-- PROBLEM TO WORK ON --
Locate each line in the records containing "about". Copy it.

Data records
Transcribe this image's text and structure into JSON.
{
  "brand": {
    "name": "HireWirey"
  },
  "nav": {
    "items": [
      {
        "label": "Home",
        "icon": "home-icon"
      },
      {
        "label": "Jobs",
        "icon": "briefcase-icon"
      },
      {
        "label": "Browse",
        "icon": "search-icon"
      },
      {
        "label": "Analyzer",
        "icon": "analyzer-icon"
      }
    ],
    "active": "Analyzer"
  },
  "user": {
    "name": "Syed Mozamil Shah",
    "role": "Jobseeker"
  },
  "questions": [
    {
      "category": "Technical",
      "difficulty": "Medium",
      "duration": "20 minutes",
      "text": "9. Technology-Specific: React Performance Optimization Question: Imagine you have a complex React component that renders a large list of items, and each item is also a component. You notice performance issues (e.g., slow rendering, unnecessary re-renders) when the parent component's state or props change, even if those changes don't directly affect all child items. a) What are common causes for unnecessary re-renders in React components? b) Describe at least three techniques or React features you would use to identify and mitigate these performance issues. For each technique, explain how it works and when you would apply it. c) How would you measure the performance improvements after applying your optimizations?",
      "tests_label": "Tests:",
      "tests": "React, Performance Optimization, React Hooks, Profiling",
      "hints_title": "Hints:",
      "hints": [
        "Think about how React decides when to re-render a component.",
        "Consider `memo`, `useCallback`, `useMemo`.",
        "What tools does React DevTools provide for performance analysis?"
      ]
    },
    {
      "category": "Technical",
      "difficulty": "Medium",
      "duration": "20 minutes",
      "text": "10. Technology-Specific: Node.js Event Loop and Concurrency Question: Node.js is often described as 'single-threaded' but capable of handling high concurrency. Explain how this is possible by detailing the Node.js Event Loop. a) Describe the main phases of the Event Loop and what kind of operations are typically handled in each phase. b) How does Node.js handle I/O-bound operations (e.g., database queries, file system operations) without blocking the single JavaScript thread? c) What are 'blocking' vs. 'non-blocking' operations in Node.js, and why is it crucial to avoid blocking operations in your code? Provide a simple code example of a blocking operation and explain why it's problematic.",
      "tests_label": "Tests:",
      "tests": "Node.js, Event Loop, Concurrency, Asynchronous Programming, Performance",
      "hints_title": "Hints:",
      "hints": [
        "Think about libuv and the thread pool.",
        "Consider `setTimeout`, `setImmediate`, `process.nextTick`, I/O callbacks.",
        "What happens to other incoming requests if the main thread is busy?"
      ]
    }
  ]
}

-- RESULT BELOW --
        "Think about how React decides when to re-render a component.",
        "Think about libuv and the thread pool.",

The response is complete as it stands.